• [Aim of the exercise]:
Reproduce every line of the data below word for word, without changing anything.

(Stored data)

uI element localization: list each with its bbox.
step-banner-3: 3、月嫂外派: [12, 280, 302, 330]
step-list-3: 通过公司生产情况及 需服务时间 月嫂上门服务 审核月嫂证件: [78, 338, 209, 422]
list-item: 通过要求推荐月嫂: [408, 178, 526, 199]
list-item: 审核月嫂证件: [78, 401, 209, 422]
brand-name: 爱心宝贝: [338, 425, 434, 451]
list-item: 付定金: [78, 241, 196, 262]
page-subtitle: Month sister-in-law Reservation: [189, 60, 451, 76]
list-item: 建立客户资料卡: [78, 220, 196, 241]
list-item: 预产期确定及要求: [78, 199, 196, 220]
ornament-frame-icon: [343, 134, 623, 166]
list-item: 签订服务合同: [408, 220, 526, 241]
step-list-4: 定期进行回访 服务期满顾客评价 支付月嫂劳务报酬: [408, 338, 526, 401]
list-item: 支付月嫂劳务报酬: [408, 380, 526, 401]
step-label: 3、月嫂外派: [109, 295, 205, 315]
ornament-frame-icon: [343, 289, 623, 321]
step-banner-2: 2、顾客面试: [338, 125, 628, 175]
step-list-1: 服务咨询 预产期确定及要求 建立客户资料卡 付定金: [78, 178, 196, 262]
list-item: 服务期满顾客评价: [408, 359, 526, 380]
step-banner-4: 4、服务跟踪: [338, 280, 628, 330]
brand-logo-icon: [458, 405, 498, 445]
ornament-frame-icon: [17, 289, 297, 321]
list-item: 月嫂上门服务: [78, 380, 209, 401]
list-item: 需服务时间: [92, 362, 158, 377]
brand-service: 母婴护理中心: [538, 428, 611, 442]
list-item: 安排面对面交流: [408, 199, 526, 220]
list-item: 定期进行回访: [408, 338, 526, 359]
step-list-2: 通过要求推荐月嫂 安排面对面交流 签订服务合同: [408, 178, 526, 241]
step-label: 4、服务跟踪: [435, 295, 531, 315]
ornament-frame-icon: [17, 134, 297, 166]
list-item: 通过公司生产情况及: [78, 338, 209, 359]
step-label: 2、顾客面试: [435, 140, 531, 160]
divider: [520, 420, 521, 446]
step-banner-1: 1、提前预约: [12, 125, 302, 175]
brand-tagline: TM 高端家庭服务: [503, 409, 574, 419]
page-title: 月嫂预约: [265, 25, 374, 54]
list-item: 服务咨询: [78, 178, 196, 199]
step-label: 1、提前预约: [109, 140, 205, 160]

• [Completed task]:
uI element localization: list each with its bbox.
step-banner-3: 3、月嫂外派: [12, 280, 302, 330]
step-list-3: 通过公司生产情况及 需服务时间 月嫂上门服务 审核月嫂证件: [78, 338, 209, 422]
list-item: 通过要求推荐月嫂: [408, 178, 526, 199]
list-item: 审核月嫂证件: [78, 401, 209, 422]
brand-name: 爱心宝贝: [338, 425, 434, 451]
list-item: 付定金: [78, 241, 196, 262]
page-subtitle: Month sister-in-law Reservation: [189, 60, 451, 76]
list-item: 建立客户资料卡: [78, 220, 196, 241]
list-item: 预产期确定及要求: [78, 199, 196, 220]
ornament-frame-icon: [343, 134, 623, 166]
list-item: 签订服务合同: [408, 220, 526, 241]
step-list-4: 定期进行回访 服务期满顾客评价 支付月嫂劳务报酬: [408, 338, 526, 401]
list-item: 支付月嫂劳务报酬: [408, 380, 526, 401]
step-label: 3、月嫂外派: [109, 295, 205, 315]
ornament-frame-icon: [343, 289, 623, 321]
step-banner-2: 2、顾客面试: [338, 125, 628, 175]
step-list-1: 服务咨询 预产期确定及要求 建立客户资料卡 付定金: [78, 178, 196, 262]
list-item: 服务期满顾客评价: [408, 359, 526, 380]
step-banner-4: 4、服务跟踪: [338, 280, 628, 330]
brand-logo-icon: [458, 405, 498, 445]
ornament-frame-icon: [17, 289, 297, 321]
list-item: 月嫂上门服务: [78, 380, 209, 401]
list-item: 需服务时间: [92, 362, 158, 377]
brand-service: 母婴护理中心: [538, 428, 611, 442]
list-item: 安排面对面交流: [408, 199, 526, 220]
list-item: 定期进行回访: [408, 338, 526, 359]
step-list-2: 通过要求推荐月嫂 安排面对面交流 签订服务合同: [408, 178, 526, 241]
step-label: 4、服务跟踪: [435, 295, 531, 315]
ornament-frame-icon: [17, 134, 297, 166]
list-item: 通过公司生产情况及: [78, 338, 209, 359]
step-label: 2、顾客面试: [435, 140, 531, 160]
divider: [520, 420, 521, 446]
step-banner-1: 1、提前预约: [12, 125, 302, 175]
brand-tagline: TM 高端家庭服务: [503, 409, 574, 419]
page-title: 月嫂预约: [265, 25, 374, 54]
list-item: 服务咨询: [78, 178, 196, 199]
step-label: 1、提前预约: [109, 140, 205, 160]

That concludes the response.